*** Supplied material

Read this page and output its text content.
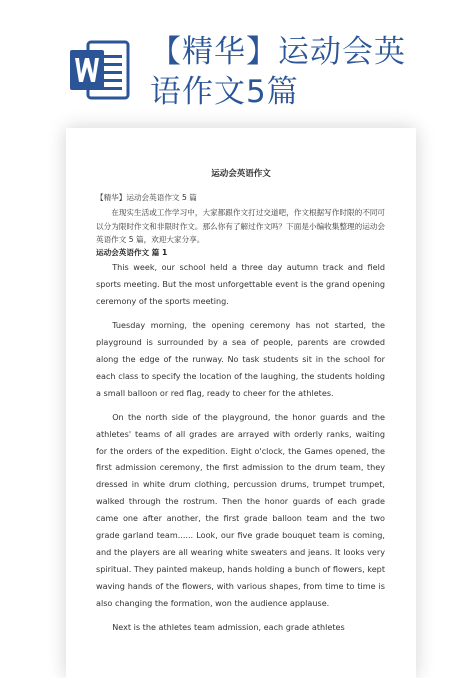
【精华】运动会英
语作文5篇
运动会英语作文

【精华】运动会英语作文 5 篇

在现实生活或工作学习中，大家都跟作文打过交道吧，作文根据写作时限的不同可以分为限时作文和非限时作文。那么你有了解过作文吗？下面是小编收集整理的运动会英语作文 5 篇，欢迎大家分享。

运动会英语作文 篇 1

This week, our school held a three day autumn track and field sports meeting. But the most unforgettable event is the grand opening ceremony of the sports meeting.

Tuesday morning, the opening ceremony has not started, the playground is surrounded by a sea of people, parents are crowded along the edge of the runway. No task students sit in the school for each class to specify the location of the laughing, the students holding a small balloon or red flag, ready to cheer for the athletes.

On the north side of the playground, the honor guards and the athletes' teams of all grades are arrayed with orderly ranks, waiting for the orders of the expedition. Eight o'clock, the Games opened, the first admission ceremony, the first admission to the drum team, they dressed in white drum clothing, percussion drums, trumpet trumpet, walked through the rostrum. Then the honor guards of each grade came one after another, the first grade balloon team and the two grade garland team...... Look, our five grade bouquet team is coming, and the players are all wearing white sweaters and jeans. It looks very spiritual. They painted makeup, hands holding a bunch of flowers, kept waving hands of the flowers, with various shapes, from time to time is also changing the formation, won the audience applause.

Next is the athletes team admission, each grade athletes
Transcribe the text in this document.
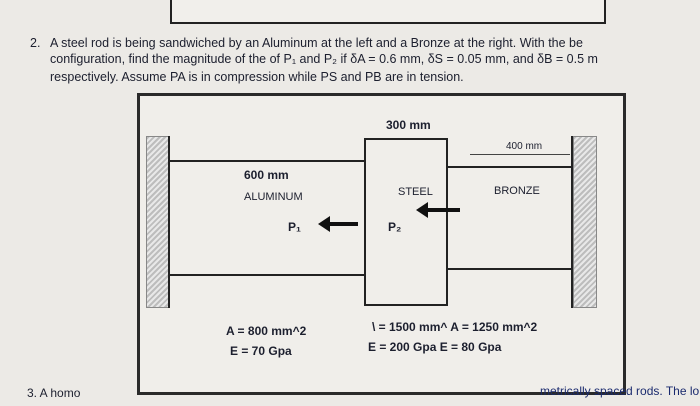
2. A steel rod is being sandwiched by an Aluminum at the left and a Bronze at the right. With the be
configuration, find the magnitude of the of P₁ and P₂ if δA = 0.6 mm, δS = 0.05 mm, and δB = 0.5 m
respectively. Assume PA is in compression while PS and PB are in tension.
300 mm
400 mm
600 mm
ALUMINUM	STEEL	BRONZE
P₁	P₂
A = 800 mm^2
E = 70 Gpa
\ = 1500 mm^ A = 1250 mm^2
E = 200 Gpa E = 80 Gpa
3. A homo	metrically spaced rods. The lo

******

◆ **What is expected**:
Print out the lines exactly, skipping any picture.

◆ **Finished answer**:
Read this page and output its text content.
【精华】运动会英
语作文5篇
运动会英语作文

【精华】运动会英语作文 5 篇

在现实生活或工作学习中，大家都跟作文打过交道吧，作文根据写作时限的不同可以分为限时作文和非限时作文。那么你有了解过作文吗？下面是小编收集整理的运动会英语作文 5 篇，欢迎大家分享。

运动会英语作文 篇 1

This week, our school held a three day autumn track and field sports meeting. But the most unforgettable event is the grand opening ceremony of the sports meeting.

Tuesday morning, the opening ceremony has not started, the playground is surrounded by a sea of people, parents are crowded along the edge of the runway. No task students sit in the school for each class to specify the location of the laughing, the students holding a small balloon or red flag, ready to cheer for the athletes.

On the north side of the playground, the honor guards and the athletes' teams of all grades are arrayed with orderly ranks, waiting for the orders of the expedition. Eight o'clock, the Games opened, the first admission ceremony, the first admission to the drum team, they dressed in white drum clothing, percussion drums, trumpet trumpet, walked through the rostrum. Then the honor guards of each grade came one after another, the first grade balloon team and the two grade garland team...... Look, our five grade bouquet team is coming, and the players are all wearing white sweaters and jeans. It looks very spiritual. They painted makeup, hands holding a bunch of flowers, kept waving hands of the flowers, with various shapes, from time to time is also changing the formation, won the audience applause.

Next is the athletes team admission, each grade athletes
Transcribe the text in this document.
2. A steel rod is being sandwiched by an Aluminum at the left and a Bronze at the right. With the be
configuration, find the magnitude of the of P₁ and P₂ if δA = 0.6 mm, δS = 0.05 mm, and δB = 0.5 m
respectively. Assume PA is in compression while PS and PB are in tension.
300 mm
400 mm
600 mm
ALUMINUM	STEEL	BRONZE
P₁	P₂
A = 800 mm^2
E = 70 Gpa
\ = 1500 mm^ A = 1250 mm^2
E = 200 Gpa E = 80 Gpa
3. A homo	metrically spaced rods. The lo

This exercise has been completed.